---- EXCERPTED RECORDS

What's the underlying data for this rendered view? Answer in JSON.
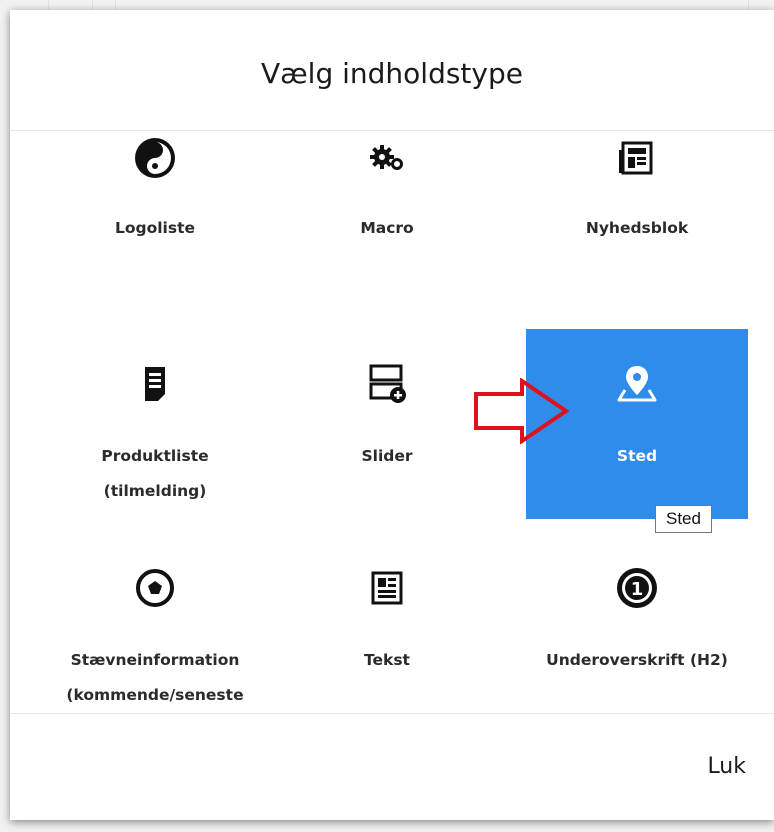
{
  "dialog": {
    "title": "Vælg indholdstype",
    "close_label": "Luk"
  },
  "items": [
    {
      "label": "Logoliste",
      "icon": "yin-yang-icon"
    },
    {
      "label": "Macro",
      "icon": "gears-icon"
    },
    {
      "label": "Nyhedsblok",
      "icon": "newspaper-icon"
    },
    {
      "label": "Produktliste (tilmelding)",
      "icon": "document-list-icon"
    },
    {
      "label": "Slider",
      "icon": "slider-add-icon"
    },
    {
      "label": "Sted",
      "icon": "map-location-icon",
      "selected": true
    },
    {
      "label": "Stævneinformation (kommende/seneste",
      "icon": "soccer-ball-icon"
    },
    {
      "label": "Tekst",
      "icon": "text-document-icon"
    },
    {
      "label": "Underoverskrift (H2)",
      "icon": "number-one-icon"
    }
  ],
  "tooltip": "Sted",
  "colors": {
    "selected_bg": "#2f8cea",
    "annotation_arrow": "#e0101d"
  }
}
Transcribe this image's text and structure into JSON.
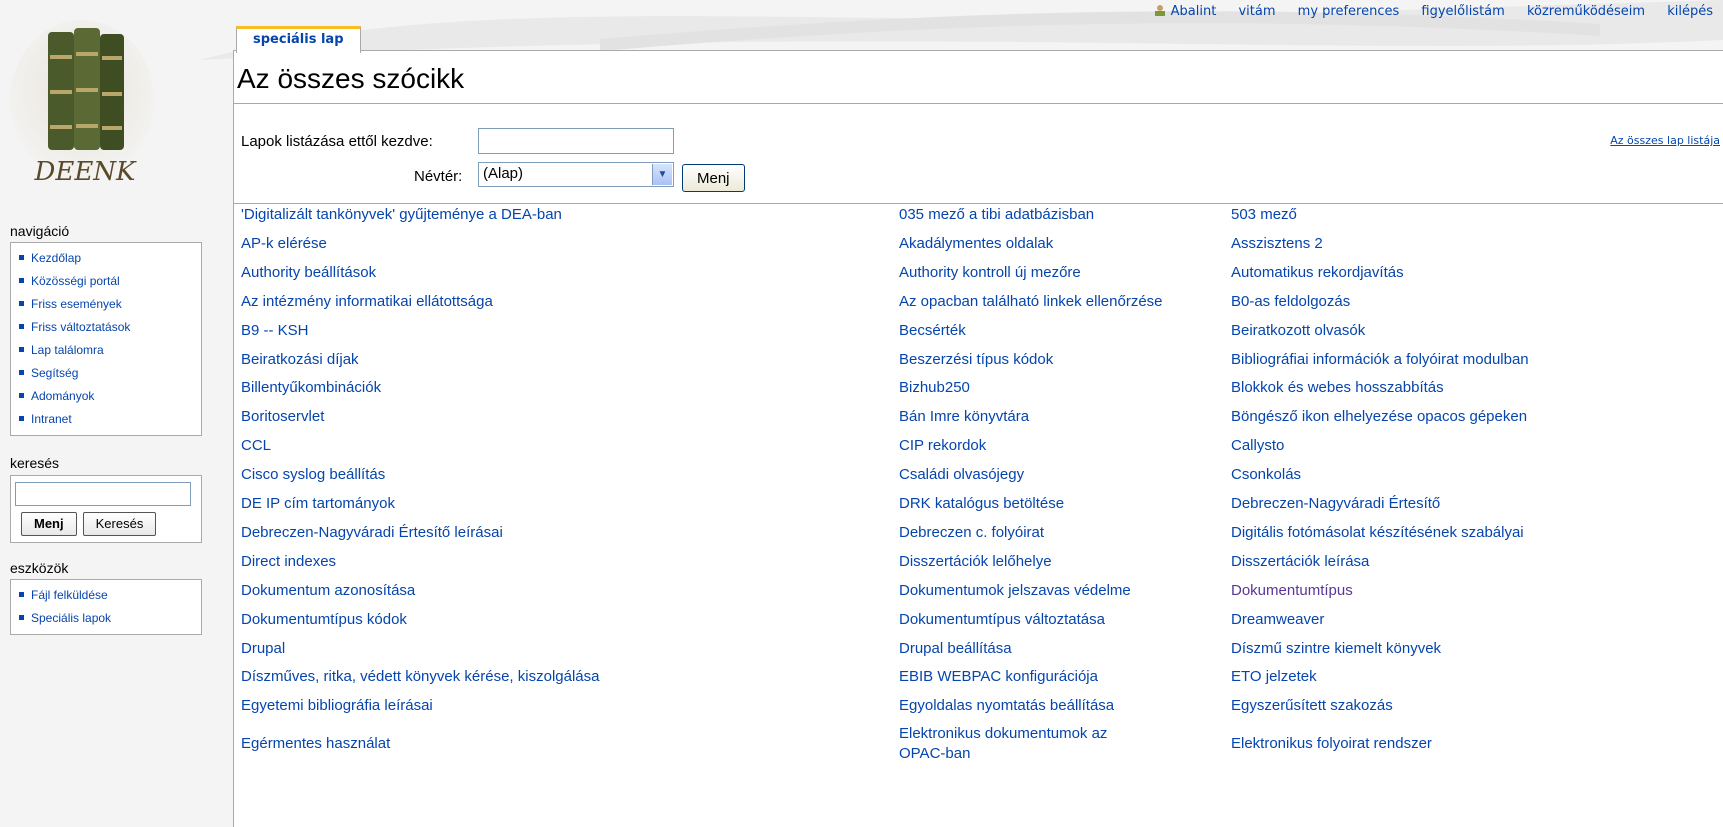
{
  "personal_bar": {
    "user": "Abalint",
    "talk": "vitám",
    "preferences": "my preferences",
    "watchlist": "figyelőlistám",
    "contributions": "közreműködéseim",
    "logout": "kilépés"
  },
  "logo": {
    "text": "DEENK"
  },
  "tab": {
    "label": "speciális lap"
  },
  "page": {
    "title": "Az összes szócikk",
    "from_label": "Lapok listázása ettől kezdve:",
    "from_value": "",
    "namespace_label": "Névtér:",
    "namespace_value": "(Alap)",
    "go_button": "Menj",
    "all_pages_link": "Az összes lap listája"
  },
  "sidebar": {
    "navigation": {
      "title": "navigáció",
      "items": [
        "Kezdőlap",
        "Közösségi portál",
        "Friss események",
        "Friss változtatások",
        "Lap találomra",
        "Segítség",
        "Adományok",
        "Intranet"
      ]
    },
    "search": {
      "title": "keresés",
      "go_button": "Menj",
      "search_button": "Keresés"
    },
    "toolbox": {
      "title": "eszközök",
      "items": [
        "Fájl felküldése",
        "Speciális lapok"
      ]
    }
  },
  "articles": {
    "col1": [
      "'Digitalizált tankönyvek' gyűjteménye a DEA-ban",
      "AP-k elérése",
      "Authority beállítások",
      "Az intézmény informatikai ellátottsága",
      "B9 -- KSH",
      "Beiratkozási díjak",
      "Billentyűkombinációk",
      "Boritoservlet",
      "CCL",
      "Cisco syslog beállítás",
      "DE IP cím tartományok",
      "Debreczen-Nagyváradi Értesítő leírásai",
      "Direct indexes",
      "Dokumentum azonosítása",
      "Dokumentumtípus kódok",
      "Drupal",
      "Díszműves, ritka, védett könyvek kérése, kiszolgálása",
      "Egyetemi bibliográfia leírásai",
      "Egérmentes használat"
    ],
    "col2": [
      "035 mező a tibi adatbázisban",
      "Akadálymentes oldalak",
      "Authority kontroll új mezőre",
      "Az opacban található linkek ellenőrzése",
      "Becsérték",
      "Beszerzési típus kódok",
      "Bizhub250",
      "Bán Imre könyvtára",
      "CIP rekordok",
      "Családi olvasójegy",
      "DRK katalógus betöltése",
      "Debreczen c. folyóirat",
      "Disszertációk lelőhelye",
      "Dokumentumok jelszavas védelme",
      "Dokumentumtípus változtatása",
      "Drupal beállítása",
      "EBIB WEBPAC konfigurációja",
      "Egyoldalas nyomtatás beállítása"
    ],
    "col2_last_line1": "Elektronikus dokumentumok az",
    "col2_last_line2": "OPAC-ban",
    "col3": [
      "503 mező",
      "Asszisztens 2",
      "Automatikus rekordjavítás",
      "B0-as feldolgozás",
      "Beiratkozott olvasók",
      "Bibliográfiai információk a folyóirat modulban",
      "Blokkok és webes hosszabbítás",
      "Böngésző ikon elhelyezése opacos gépeken",
      "Callysto",
      "Csonkolás",
      "Debreczen-Nagyváradi Értesítő",
      "Digitális fotómásolat készítésének szabályai",
      "Disszertációk leírása",
      "Dokumentumtípus",
      "Dreamweaver",
      "Díszmű szintre kiemelt könyvek",
      "ETO jelzetek",
      "Egyszerűsített szakozás",
      "Elektronikus folyoirat rendszer"
    ]
  },
  "colors": {
    "link": "#0645ad",
    "visited": "#5a3696",
    "tab_accent": "#fabd23"
  }
}
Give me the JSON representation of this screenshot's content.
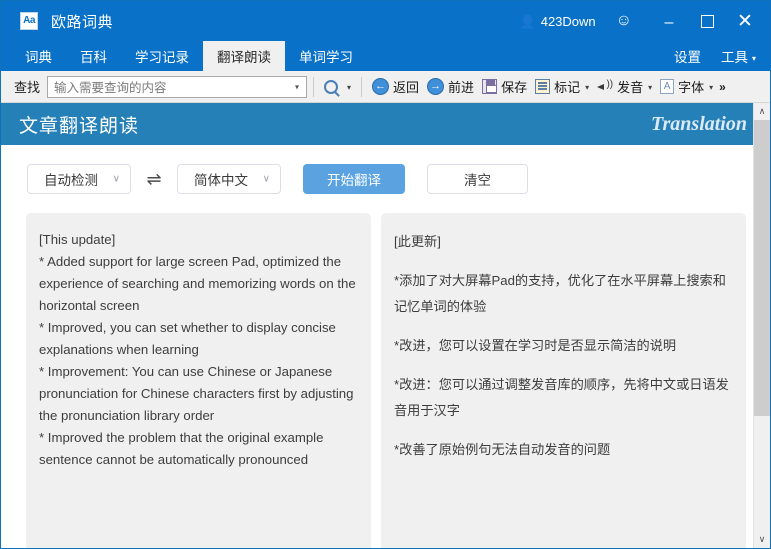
{
  "titlebar": {
    "app_icon_text": "Aa",
    "app_icon_name": "app-logo-icon",
    "title": "欧路词典",
    "user": "423Down",
    "user_icon": "person-icon",
    "smiley_icon": "smiley-face-icon",
    "minimize_label": "–",
    "maximize_label": "",
    "close_label": "✕",
    "bg_color": "#0a71c8"
  },
  "menubar": {
    "tabs": [
      {
        "label": "词典",
        "active": false
      },
      {
        "label": "百科",
        "active": false
      },
      {
        "label": "学习记录",
        "active": false
      },
      {
        "label": "翻译朗读",
        "active": true
      },
      {
        "label": "单词学习",
        "active": false
      }
    ],
    "right_items": [
      {
        "label": "设置",
        "has_caret": false
      },
      {
        "label": "工具",
        "has_caret": true
      }
    ],
    "caret": "▾"
  },
  "toolbar": {
    "find_label": "查找",
    "search_placeholder": "输入需要查询的内容",
    "search_value": "",
    "combo_caret": "▾",
    "items": [
      {
        "label": "",
        "icon": "magnifier-icon",
        "dropdown": true
      },
      {
        "label": "返回",
        "icon": "back-arrow-icon",
        "dropdown": false
      },
      {
        "label": "前进",
        "icon": "forward-arrow-icon",
        "dropdown": false
      },
      {
        "label": "保存",
        "icon": "save-disk-icon",
        "dropdown": false
      },
      {
        "label": "标记",
        "icon": "mark-note-icon",
        "dropdown": true
      },
      {
        "label": "发音",
        "icon": "speaker-icon",
        "dropdown": true
      },
      {
        "label": "字体",
        "icon": "font-icon",
        "dropdown": true
      }
    ],
    "overflow_label": "»",
    "back_glyph": "←",
    "forward_glyph": "→"
  },
  "banner": {
    "title": "文章翻译朗读",
    "subtitle": "Translation",
    "bg_color": "#2680b8"
  },
  "controls": {
    "source_lang": "自动检测",
    "target_lang": "简体中文",
    "swap_icon": "⇌",
    "swap_icon_name": "swap-languages-icon",
    "translate_button": "开始翻译",
    "clear_button": "清空",
    "chevron": "∨",
    "primary_color": "#5aa2e0"
  },
  "panes": {
    "source": {
      "name": "source-text-pane",
      "lines": [
        "[This update]",
        "* Added support for large screen Pad, optimized the experience of searching and memorizing words on the horizontal screen",
        "* Improved, you can set whether to display concise explanations when learning",
        "* Improvement: You can use Chinese or Japanese pronunciation for Chinese characters first by adjusting the pronunciation library order",
        "* Improved the problem that the original example sentence cannot be automatically pronounced"
      ]
    },
    "target": {
      "name": "target-text-pane",
      "lines": [
        "[此更新]",
        "",
        "*添加了对大屏幕Pad的支持，优化了在水平屏幕上搜索和记忆单词的体验",
        "",
        "*改进，您可以设置在学习时是否显示简洁的说明",
        "",
        "*改进：您可以通过调整发音库的顺序，先将中文或日语发音用于汉字",
        "",
        "*改善了原始例句无法自动发音的问题"
      ]
    }
  },
  "scrollbar": {
    "up_arrow": "∧",
    "down_arrow": "∨",
    "thumb_position_percent": 0
  }
}
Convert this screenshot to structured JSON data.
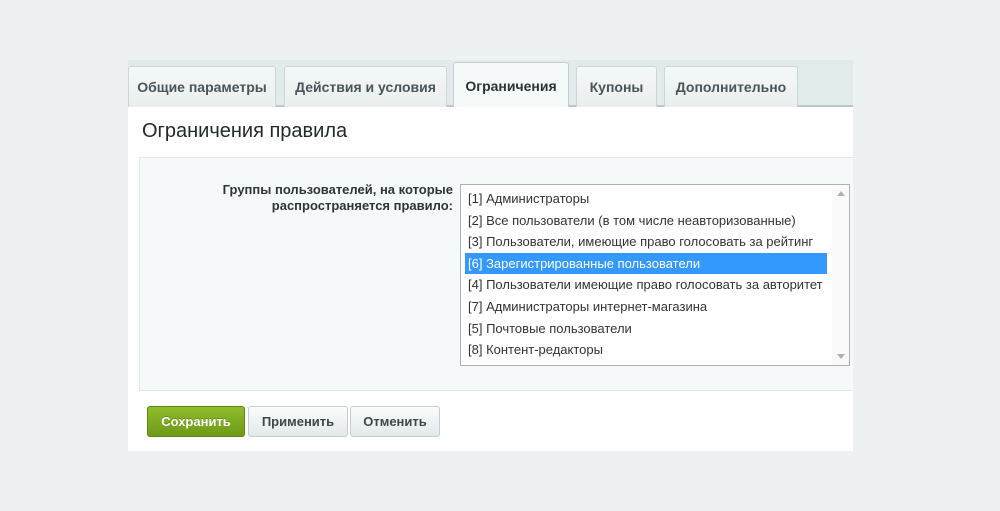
{
  "tabs": [
    {
      "label": "Общие параметры",
      "active": false
    },
    {
      "label": "Действия и условия",
      "active": false
    },
    {
      "label": "Ограничения",
      "active": true
    },
    {
      "label": "Купоны",
      "active": false
    },
    {
      "label": "Дополнительно",
      "active": false
    }
  ],
  "section": {
    "title": "Ограничения правила"
  },
  "form": {
    "field_label": "Группы пользователей, на которые распространяется правило:",
    "options": [
      {
        "text": "[1] Администраторы",
        "selected": false
      },
      {
        "text": "[2] Все пользователи (в том числе неавторизованные)",
        "selected": false
      },
      {
        "text": "[3] Пользователи, имеющие право голосовать за рейтинг",
        "selected": false
      },
      {
        "text": "[6] Зарегистрированные пользователи",
        "selected": true
      },
      {
        "text": "[4] Пользователи имеющие право голосовать за авторитет",
        "selected": false
      },
      {
        "text": "[7] Администраторы интернет-магазина",
        "selected": false
      },
      {
        "text": "[5] Почтовые пользователи",
        "selected": false
      },
      {
        "text": "[8] Контент-редакторы",
        "selected": false
      }
    ]
  },
  "buttons": {
    "save": "Сохранить",
    "apply": "Применить",
    "cancel": "Отменить"
  },
  "colors": {
    "accent_green": "#7aa81f",
    "selection_blue": "#3399ff"
  }
}
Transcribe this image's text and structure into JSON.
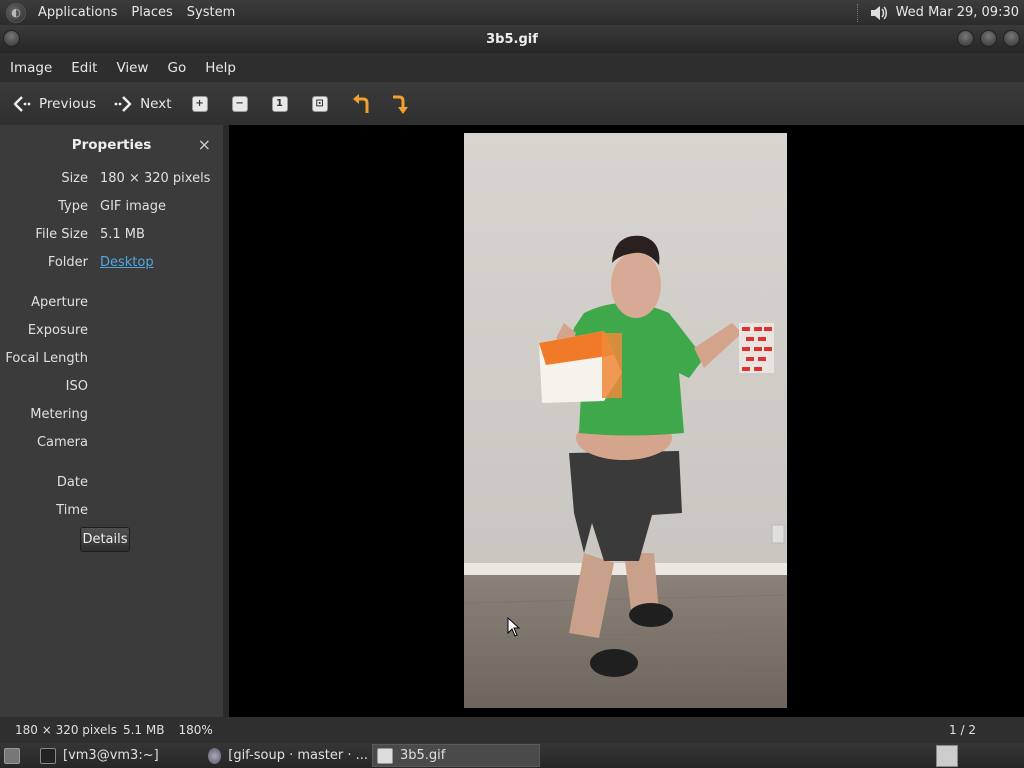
{
  "top_panel": {
    "menu": [
      "Applications",
      "Places",
      "System"
    ],
    "clock": "Wed Mar 29, 09:30"
  },
  "window": {
    "title": "3b5.gif"
  },
  "menubar": [
    "Image",
    "Edit",
    "View",
    "Go",
    "Help"
  ],
  "toolbar": {
    "previous_label": "Previous",
    "next_label": "Next"
  },
  "sidebar": {
    "title": "Properties",
    "close_glyph": "×",
    "rows": [
      {
        "key": "Size",
        "value": "180 × 320 pixels"
      },
      {
        "key": "Type",
        "value": "GIF image"
      },
      {
        "key": "File Size",
        "value": "5.1 MB"
      },
      {
        "key": "Folder",
        "value": "Desktop"
      },
      {
        "key": "Aperture",
        "value": ""
      },
      {
        "key": "Exposure",
        "value": ""
      },
      {
        "key": "Focal Length",
        "value": ""
      },
      {
        "key": "ISO",
        "value": ""
      },
      {
        "key": "Metering",
        "value": ""
      },
      {
        "key": "Camera",
        "value": ""
      },
      {
        "key": "Date",
        "value": ""
      },
      {
        "key": "Time",
        "value": ""
      }
    ],
    "details_label": "Details"
  },
  "statusbar": {
    "dimensions": "180 × 320 pixels",
    "filesize": "5.1 MB",
    "zoom": "180%",
    "page": "1 / 2"
  },
  "taskbar": {
    "tasks": [
      "[vm3@vm3:~]",
      "[gif-soup · master · ...",
      "3b5.gif"
    ]
  },
  "colors": {
    "link": "#4fa8e0",
    "toolbar_arrow": "#f0a030"
  }
}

--------

= THE EXERCISE =
Read the entries and pick out all lines that include the word "Dokumentumtípus".

= FINISHED TASK =
      "Dokumentumtípus kódok",
      "Dokumentumtípus változtatása",
      "Dokumentumtípus",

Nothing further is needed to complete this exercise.